--- start Records shown ---

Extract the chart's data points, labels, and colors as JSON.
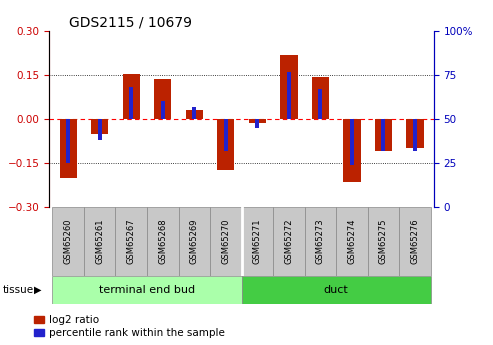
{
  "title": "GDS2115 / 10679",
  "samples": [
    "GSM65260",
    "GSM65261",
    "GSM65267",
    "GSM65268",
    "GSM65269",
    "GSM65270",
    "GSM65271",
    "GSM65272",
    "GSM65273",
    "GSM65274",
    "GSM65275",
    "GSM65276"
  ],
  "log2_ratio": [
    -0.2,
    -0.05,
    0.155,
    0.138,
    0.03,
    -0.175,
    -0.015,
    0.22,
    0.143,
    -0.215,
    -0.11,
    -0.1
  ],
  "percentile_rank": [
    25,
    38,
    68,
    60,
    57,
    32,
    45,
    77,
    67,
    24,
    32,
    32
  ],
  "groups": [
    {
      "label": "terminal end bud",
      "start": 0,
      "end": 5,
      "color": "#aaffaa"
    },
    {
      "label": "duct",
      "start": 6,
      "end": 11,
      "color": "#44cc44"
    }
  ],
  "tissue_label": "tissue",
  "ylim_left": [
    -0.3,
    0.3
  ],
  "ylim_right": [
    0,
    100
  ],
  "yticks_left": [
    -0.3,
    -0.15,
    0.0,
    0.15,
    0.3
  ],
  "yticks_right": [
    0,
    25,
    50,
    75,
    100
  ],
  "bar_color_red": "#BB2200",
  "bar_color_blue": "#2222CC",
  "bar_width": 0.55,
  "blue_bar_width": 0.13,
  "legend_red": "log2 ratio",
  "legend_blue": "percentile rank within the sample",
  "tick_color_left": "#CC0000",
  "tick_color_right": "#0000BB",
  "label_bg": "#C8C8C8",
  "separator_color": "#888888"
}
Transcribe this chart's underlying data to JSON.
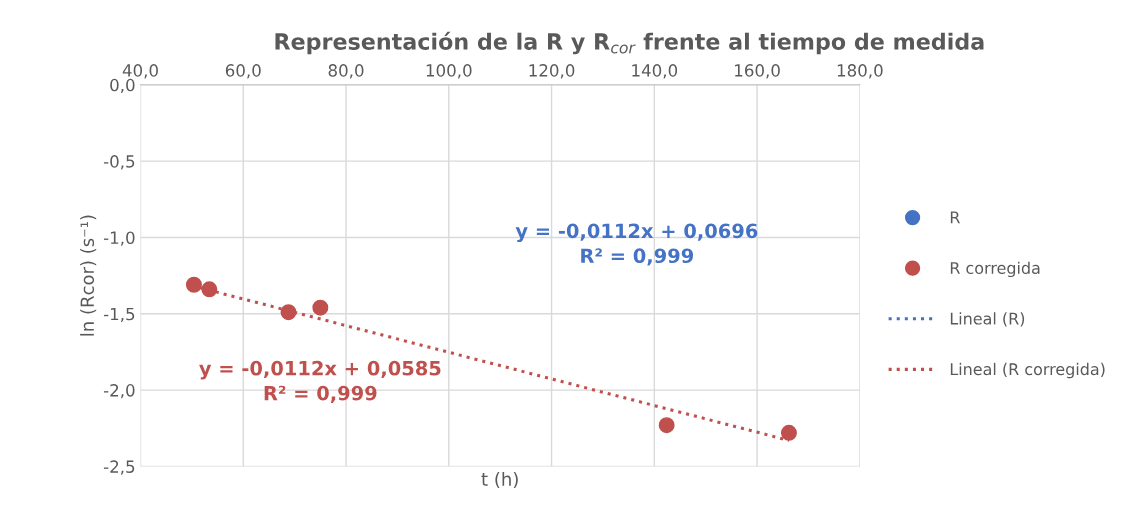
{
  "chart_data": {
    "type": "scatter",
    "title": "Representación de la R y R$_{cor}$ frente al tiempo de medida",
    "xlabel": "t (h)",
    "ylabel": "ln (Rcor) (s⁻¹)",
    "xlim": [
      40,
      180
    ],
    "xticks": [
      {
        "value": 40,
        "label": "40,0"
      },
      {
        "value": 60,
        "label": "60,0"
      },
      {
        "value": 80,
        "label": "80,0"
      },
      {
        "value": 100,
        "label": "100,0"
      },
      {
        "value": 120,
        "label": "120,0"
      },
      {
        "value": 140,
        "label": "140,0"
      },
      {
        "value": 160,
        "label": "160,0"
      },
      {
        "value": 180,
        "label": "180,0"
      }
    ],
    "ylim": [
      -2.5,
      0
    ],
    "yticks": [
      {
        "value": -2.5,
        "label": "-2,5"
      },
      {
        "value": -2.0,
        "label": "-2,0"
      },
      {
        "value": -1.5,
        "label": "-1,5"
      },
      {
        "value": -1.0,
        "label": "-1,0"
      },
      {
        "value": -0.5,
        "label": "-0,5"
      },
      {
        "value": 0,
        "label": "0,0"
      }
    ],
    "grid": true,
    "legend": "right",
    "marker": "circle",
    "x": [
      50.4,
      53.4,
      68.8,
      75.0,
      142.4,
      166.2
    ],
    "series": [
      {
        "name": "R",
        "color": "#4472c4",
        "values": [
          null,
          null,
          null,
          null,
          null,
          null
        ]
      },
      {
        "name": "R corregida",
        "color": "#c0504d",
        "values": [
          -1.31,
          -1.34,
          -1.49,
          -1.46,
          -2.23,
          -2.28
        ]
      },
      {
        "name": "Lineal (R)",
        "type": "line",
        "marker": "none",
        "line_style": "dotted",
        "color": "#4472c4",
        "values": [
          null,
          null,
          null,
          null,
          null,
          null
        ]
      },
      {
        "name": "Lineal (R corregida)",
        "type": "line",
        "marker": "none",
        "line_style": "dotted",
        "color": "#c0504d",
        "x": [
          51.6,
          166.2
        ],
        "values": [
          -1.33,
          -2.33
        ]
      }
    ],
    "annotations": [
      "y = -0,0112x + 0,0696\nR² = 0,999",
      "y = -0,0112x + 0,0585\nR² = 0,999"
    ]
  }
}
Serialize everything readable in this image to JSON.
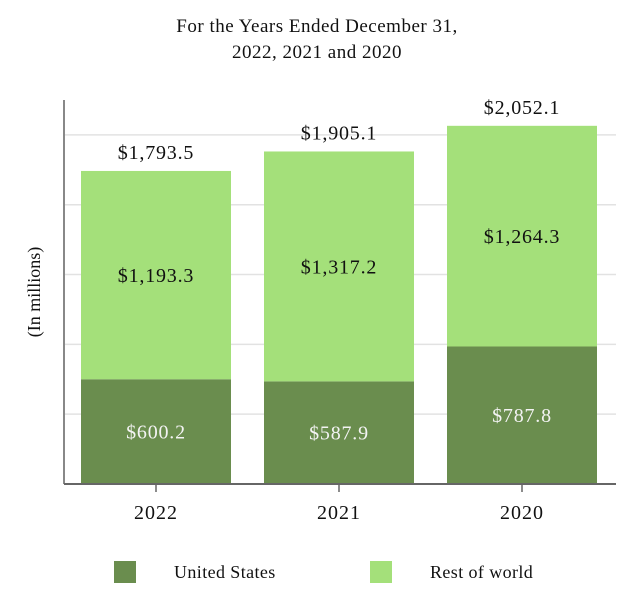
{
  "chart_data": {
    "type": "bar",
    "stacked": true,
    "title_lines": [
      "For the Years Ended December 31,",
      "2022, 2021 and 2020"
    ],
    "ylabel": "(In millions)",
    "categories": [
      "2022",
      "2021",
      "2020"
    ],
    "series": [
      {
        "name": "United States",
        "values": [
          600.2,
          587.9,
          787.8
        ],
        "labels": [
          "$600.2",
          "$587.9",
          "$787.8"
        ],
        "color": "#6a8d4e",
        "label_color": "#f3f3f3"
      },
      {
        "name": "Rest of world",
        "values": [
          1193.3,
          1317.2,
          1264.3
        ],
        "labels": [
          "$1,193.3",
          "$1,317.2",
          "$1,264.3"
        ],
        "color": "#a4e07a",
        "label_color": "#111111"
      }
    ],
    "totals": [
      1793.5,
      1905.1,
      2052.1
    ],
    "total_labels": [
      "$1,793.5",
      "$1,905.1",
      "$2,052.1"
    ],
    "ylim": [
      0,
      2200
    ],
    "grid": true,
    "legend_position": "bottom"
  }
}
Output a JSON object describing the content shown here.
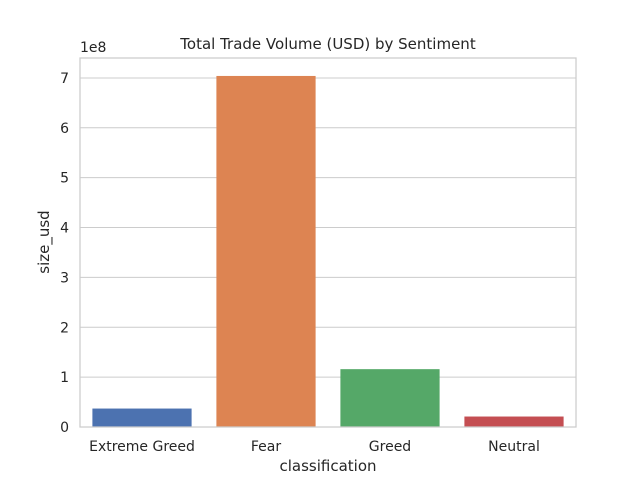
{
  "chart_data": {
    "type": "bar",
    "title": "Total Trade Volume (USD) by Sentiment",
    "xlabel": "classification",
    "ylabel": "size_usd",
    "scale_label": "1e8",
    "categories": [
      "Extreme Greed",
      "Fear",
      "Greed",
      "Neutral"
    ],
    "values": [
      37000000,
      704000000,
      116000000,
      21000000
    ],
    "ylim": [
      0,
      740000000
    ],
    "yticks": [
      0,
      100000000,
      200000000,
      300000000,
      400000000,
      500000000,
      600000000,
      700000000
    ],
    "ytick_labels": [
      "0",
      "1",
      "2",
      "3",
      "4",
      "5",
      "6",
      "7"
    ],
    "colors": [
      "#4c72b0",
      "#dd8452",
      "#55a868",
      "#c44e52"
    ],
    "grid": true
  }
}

--- end Records shown ---

* _Work to complete_:
Reproduce every entry word for word, but omit the pictures.

* _Task output_:
Extract the chart's data points, labels, and colors as JSON.
{
  "title": "GDS2115 / 10679",
  "samples": [
    "GSM65260",
    "GSM65261",
    "GSM65267",
    "GSM65268",
    "GSM65269",
    "GSM65270",
    "GSM65271",
    "GSM65272",
    "GSM65273",
    "GSM65274",
    "GSM65275",
    "GSM65276"
  ],
  "log2_ratio": [
    -0.2,
    -0.05,
    0.155,
    0.138,
    0.03,
    -0.175,
    -0.015,
    0.22,
    0.143,
    -0.215,
    -0.11,
    -0.1
  ],
  "percentile_rank": [
    25,
    38,
    68,
    60,
    57,
    32,
    45,
    77,
    67,
    24,
    32,
    32
  ],
  "groups": [
    {
      "label": "terminal end bud",
      "start": 0,
      "end": 5,
      "color": "#aaffaa"
    },
    {
      "label": "duct",
      "start": 6,
      "end": 11,
      "color": "#44cc44"
    }
  ],
  "tissue_label": "tissue",
  "ylim_left": [
    -0.3,
    0.3
  ],
  "ylim_right": [
    0,
    100
  ],
  "yticks_left": [
    -0.3,
    -0.15,
    0.0,
    0.15,
    0.3
  ],
  "yticks_right": [
    0,
    25,
    50,
    75,
    100
  ],
  "bar_color_red": "#BB2200",
  "bar_color_blue": "#2222CC",
  "bar_width": 0.55,
  "blue_bar_width": 0.13,
  "legend_red": "log2 ratio",
  "legend_blue": "percentile rank within the sample",
  "tick_color_left": "#CC0000",
  "tick_color_right": "#0000BB",
  "label_bg": "#C8C8C8",
  "separator_color": "#888888"
}
Transcribe this chart's underlying data to JSON.
{
  "chart_data": {
    "type": "scatter",
    "title": "Representación de la R y R$_{cor}$ frente al tiempo de medida",
    "xlabel": "t (h)",
    "ylabel": "ln (Rcor) (s⁻¹)",
    "xlim": [
      40,
      180
    ],
    "xticks": [
      {
        "value": 40,
        "label": "40,0"
      },
      {
        "value": 60,
        "label": "60,0"
      },
      {
        "value": 80,
        "label": "80,0"
      },
      {
        "value": 100,
        "label": "100,0"
      },
      {
        "value": 120,
        "label": "120,0"
      },
      {
        "value": 140,
        "label": "140,0"
      },
      {
        "value": 160,
        "label": "160,0"
      },
      {
        "value": 180,
        "label": "180,0"
      }
    ],
    "ylim": [
      -2.5,
      0
    ],
    "yticks": [
      {
        "value": -2.5,
        "label": "-2,5"
      },
      {
        "value": -2.0,
        "label": "-2,0"
      },
      {
        "value": -1.5,
        "label": "-1,5"
      },
      {
        "value": -1.0,
        "label": "-1,0"
      },
      {
        "value": -0.5,
        "label": "-0,5"
      },
      {
        "value": 0,
        "label": "0,0"
      }
    ],
    "grid": true,
    "legend": "right",
    "marker": "circle",
    "x": [
      50.4,
      53.4,
      68.8,
      75.0,
      142.4,
      166.2
    ],
    "series": [
      {
        "name": "R",
        "color": "#4472c4",
        "values": [
          null,
          null,
          null,
          null,
          null,
          null
        ]
      },
      {
        "name": "R corregida",
        "color": "#c0504d",
        "values": [
          -1.31,
          -1.34,
          -1.49,
          -1.46,
          -2.23,
          -2.28
        ]
      },
      {
        "name": "Lineal (R)",
        "type": "line",
        "marker": "none",
        "line_style": "dotted",
        "color": "#4472c4",
        "values": [
          null,
          null,
          null,
          null,
          null,
          null
        ]
      },
      {
        "name": "Lineal (R corregida)",
        "type": "line",
        "marker": "none",
        "line_style": "dotted",
        "color": "#c0504d",
        "x": [
          51.6,
          166.2
        ],
        "values": [
          -1.33,
          -2.33
        ]
      }
    ],
    "annotations": [
      "y = -0,0112x + 0,0696\nR² = 0,999",
      "y = -0,0112x + 0,0585\nR² = 0,999"
    ]
  }
}
Serialize everything readable in this image to JSON.
{
  "chart_data": {
    "type": "bar",
    "stacked": true,
    "title_lines": [
      "For the Years Ended December 31,",
      "2022, 2021 and 2020"
    ],
    "ylabel": "(In millions)",
    "categories": [
      "2022",
      "2021",
      "2020"
    ],
    "series": [
      {
        "name": "United States",
        "values": [
          600.2,
          587.9,
          787.8
        ],
        "labels": [
          "$600.2",
          "$587.9",
          "$787.8"
        ],
        "color": "#6a8d4e",
        "label_color": "#f3f3f3"
      },
      {
        "name": "Rest of world",
        "values": [
          1193.3,
          1317.2,
          1264.3
        ],
        "labels": [
          "$1,193.3",
          "$1,317.2",
          "$1,264.3"
        ],
        "color": "#a4e07a",
        "label_color": "#111111"
      }
    ],
    "totals": [
      1793.5,
      1905.1,
      2052.1
    ],
    "total_labels": [
      "$1,793.5",
      "$1,905.1",
      "$2,052.1"
    ],
    "ylim": [
      0,
      2200
    ],
    "grid": true,
    "legend_position": "bottom"
  }
}
Output a JSON object describing the content shown here.
{
  "chart_data": {
    "type": "bar",
    "title": "Total Trade Volume (USD) by Sentiment",
    "xlabel": "classification",
    "ylabel": "size_usd",
    "scale_label": "1e8",
    "categories": [
      "Extreme Greed",
      "Fear",
      "Greed",
      "Neutral"
    ],
    "values": [
      37000000,
      704000000,
      116000000,
      21000000
    ],
    "ylim": [
      0,
      740000000
    ],
    "yticks": [
      0,
      100000000,
      200000000,
      300000000,
      400000000,
      500000000,
      600000000,
      700000000
    ],
    "ytick_labels": [
      "0",
      "1",
      "2",
      "3",
      "4",
      "5",
      "6",
      "7"
    ],
    "colors": [
      "#4c72b0",
      "#dd8452",
      "#55a868",
      "#c44e52"
    ],
    "grid": true
  }
}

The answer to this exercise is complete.